Leave out the pictures; transcribe all else exactly.

++++ Dataset entries

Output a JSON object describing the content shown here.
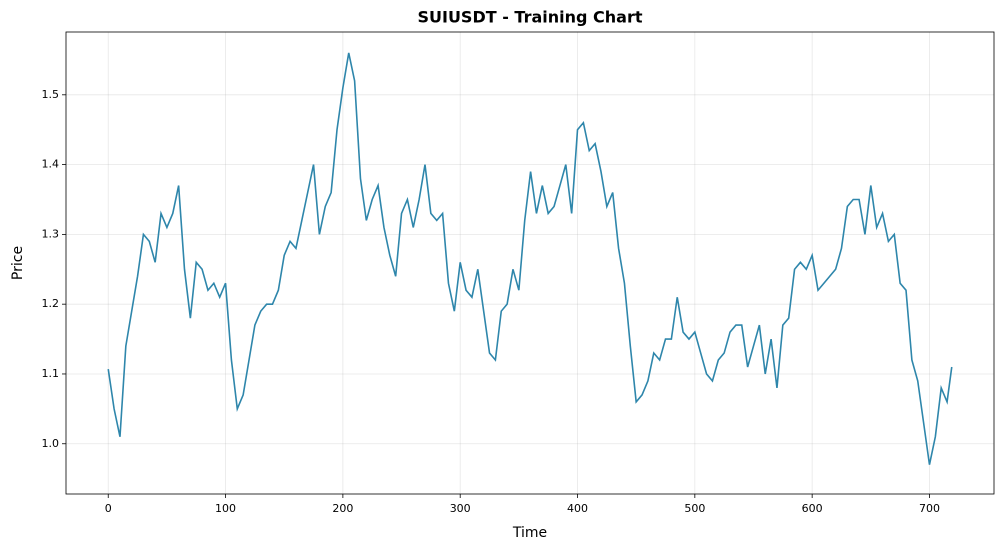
{
  "chart_data": {
    "type": "line",
    "title": "SUIUSDT - Training Chart",
    "x_label": "Time",
    "y_label": "Price",
    "x": [
      0,
      5,
      10,
      15,
      20,
      25,
      30,
      35,
      40,
      45,
      50,
      55,
      60,
      65,
      70,
      75,
      80,
      85,
      90,
      95,
      100,
      105,
      110,
      115,
      120,
      125,
      130,
      135,
      140,
      145,
      150,
      155,
      160,
      165,
      170,
      175,
      180,
      185,
      190,
      195,
      200,
      205,
      210,
      215,
      220,
      225,
      230,
      235,
      240,
      245,
      250,
      255,
      260,
      265,
      270,
      275,
      280,
      285,
      290,
      295,
      300,
      305,
      310,
      315,
      320,
      325,
      330,
      335,
      340,
      345,
      350,
      355,
      360,
      365,
      370,
      375,
      380,
      385,
      390,
      395,
      400,
      405,
      410,
      415,
      420,
      425,
      430,
      435,
      440,
      445,
      450,
      455,
      460,
      465,
      470,
      475,
      480,
      485,
      490,
      495,
      500,
      505,
      510,
      515,
      520,
      525,
      530,
      535,
      540,
      545,
      550,
      555,
      560,
      565,
      570,
      575,
      580,
      585,
      590,
      595,
      600,
      605,
      610,
      615,
      620,
      625,
      630,
      635,
      640,
      645,
      650,
      655,
      660,
      665,
      670,
      675,
      680,
      685,
      690,
      695,
      700,
      705,
      710,
      715,
      719
    ],
    "series": [
      {
        "name": "SUIUSDT",
        "color": "#2e86ab",
        "values": [
          1.107,
          1.05,
          1.01,
          1.14,
          1.19,
          1.24,
          1.3,
          1.29,
          1.26,
          1.33,
          1.31,
          1.33,
          1.37,
          1.25,
          1.18,
          1.26,
          1.25,
          1.22,
          1.23,
          1.21,
          1.23,
          1.12,
          1.05,
          1.07,
          1.12,
          1.17,
          1.19,
          1.2,
          1.2,
          1.22,
          1.27,
          1.29,
          1.28,
          1.32,
          1.36,
          1.4,
          1.3,
          1.34,
          1.36,
          1.45,
          1.51,
          1.56,
          1.52,
          1.38,
          1.32,
          1.35,
          1.37,
          1.31,
          1.27,
          1.24,
          1.33,
          1.35,
          1.31,
          1.35,
          1.4,
          1.33,
          1.32,
          1.33,
          1.23,
          1.19,
          1.26,
          1.22,
          1.21,
          1.25,
          1.19,
          1.13,
          1.12,
          1.19,
          1.2,
          1.25,
          1.22,
          1.32,
          1.39,
          1.33,
          1.37,
          1.33,
          1.34,
          1.37,
          1.4,
          1.33,
          1.45,
          1.46,
          1.42,
          1.43,
          1.39,
          1.34,
          1.36,
          1.28,
          1.23,
          1.14,
          1.06,
          1.07,
          1.09,
          1.13,
          1.12,
          1.15,
          1.15,
          1.21,
          1.16,
          1.15,
          1.16,
          1.13,
          1.1,
          1.09,
          1.12,
          1.13,
          1.16,
          1.17,
          1.17,
          1.11,
          1.14,
          1.17,
          1.1,
          1.15,
          1.08,
          1.17,
          1.18,
          1.25,
          1.26,
          1.25,
          1.27,
          1.22,
          1.23,
          1.24,
          1.25,
          1.28,
          1.34,
          1.35,
          1.35,
          1.3,
          1.37,
          1.31,
          1.33,
          1.29,
          1.3,
          1.23,
          1.22,
          1.12,
          1.09,
          1.03,
          0.97,
          1.01,
          1.08,
          1.06,
          1.11
        ]
      }
    ],
    "xlim": [
      -36,
      755
    ],
    "ylim": [
      0.928,
      1.59
    ],
    "xticks": [
      0,
      100,
      200,
      300,
      400,
      500,
      600,
      700
    ],
    "yticks": [
      {
        "value": 1,
        "label": "1.0"
      },
      1.1,
      1.2,
      1.3,
      1.4,
      1.5
    ],
    "grid": true
  }
}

++++++++

▶ Exercise result
Output a JSON object describing the content shown here.
{
  "chart_data": {
    "type": "line",
    "title": "SUIUSDT - Training Chart",
    "x_label": "Time",
    "y_label": "Price",
    "x": [
      0,
      5,
      10,
      15,
      20,
      25,
      30,
      35,
      40,
      45,
      50,
      55,
      60,
      65,
      70,
      75,
      80,
      85,
      90,
      95,
      100,
      105,
      110,
      115,
      120,
      125,
      130,
      135,
      140,
      145,
      150,
      155,
      160,
      165,
      170,
      175,
      180,
      185,
      190,
      195,
      200,
      205,
      210,
      215,
      220,
      225,
      230,
      235,
      240,
      245,
      250,
      255,
      260,
      265,
      270,
      275,
      280,
      285,
      290,
      295,
      300,
      305,
      310,
      315,
      320,
      325,
      330,
      335,
      340,
      345,
      350,
      355,
      360,
      365,
      370,
      375,
      380,
      385,
      390,
      395,
      400,
      405,
      410,
      415,
      420,
      425,
      430,
      435,
      440,
      445,
      450,
      455,
      460,
      465,
      470,
      475,
      480,
      485,
      490,
      495,
      500,
      505,
      510,
      515,
      520,
      525,
      530,
      535,
      540,
      545,
      550,
      555,
      560,
      565,
      570,
      575,
      580,
      585,
      590,
      595,
      600,
      605,
      610,
      615,
      620,
      625,
      630,
      635,
      640,
      645,
      650,
      655,
      660,
      665,
      670,
      675,
      680,
      685,
      690,
      695,
      700,
      705,
      710,
      715,
      719
    ],
    "series": [
      {
        "name": "SUIUSDT",
        "color": "#2e86ab",
        "values": [
          1.107,
          1.05,
          1.01,
          1.14,
          1.19,
          1.24,
          1.3,
          1.29,
          1.26,
          1.33,
          1.31,
          1.33,
          1.37,
          1.25,
          1.18,
          1.26,
          1.25,
          1.22,
          1.23,
          1.21,
          1.23,
          1.12,
          1.05,
          1.07,
          1.12,
          1.17,
          1.19,
          1.2,
          1.2,
          1.22,
          1.27,
          1.29,
          1.28,
          1.32,
          1.36,
          1.4,
          1.3,
          1.34,
          1.36,
          1.45,
          1.51,
          1.56,
          1.52,
          1.38,
          1.32,
          1.35,
          1.37,
          1.31,
          1.27,
          1.24,
          1.33,
          1.35,
          1.31,
          1.35,
          1.4,
          1.33,
          1.32,
          1.33,
          1.23,
          1.19,
          1.26,
          1.22,
          1.21,
          1.25,
          1.19,
          1.13,
          1.12,
          1.19,
          1.2,
          1.25,
          1.22,
          1.32,
          1.39,
          1.33,
          1.37,
          1.33,
          1.34,
          1.37,
          1.4,
          1.33,
          1.45,
          1.46,
          1.42,
          1.43,
          1.39,
          1.34,
          1.36,
          1.28,
          1.23,
          1.14,
          1.06,
          1.07,
          1.09,
          1.13,
          1.12,
          1.15,
          1.15,
          1.21,
          1.16,
          1.15,
          1.16,
          1.13,
          1.1,
          1.09,
          1.12,
          1.13,
          1.16,
          1.17,
          1.17,
          1.11,
          1.14,
          1.17,
          1.1,
          1.15,
          1.08,
          1.17,
          1.18,
          1.25,
          1.26,
          1.25,
          1.27,
          1.22,
          1.23,
          1.24,
          1.25,
          1.28,
          1.34,
          1.35,
          1.35,
          1.3,
          1.37,
          1.31,
          1.33,
          1.29,
          1.3,
          1.23,
          1.22,
          1.12,
          1.09,
          1.03,
          0.97,
          1.01,
          1.08,
          1.06,
          1.11
        ]
      }
    ],
    "xlim": [
      -36,
      755
    ],
    "ylim": [
      0.928,
      1.59
    ],
    "xticks": [
      0,
      100,
      200,
      300,
      400,
      500,
      600,
      700
    ],
    "yticks": [
      {
        "value": 1,
        "label": "1.0"
      },
      1.1,
      1.2,
      1.3,
      1.4,
      1.5
    ],
    "grid": true
  }
}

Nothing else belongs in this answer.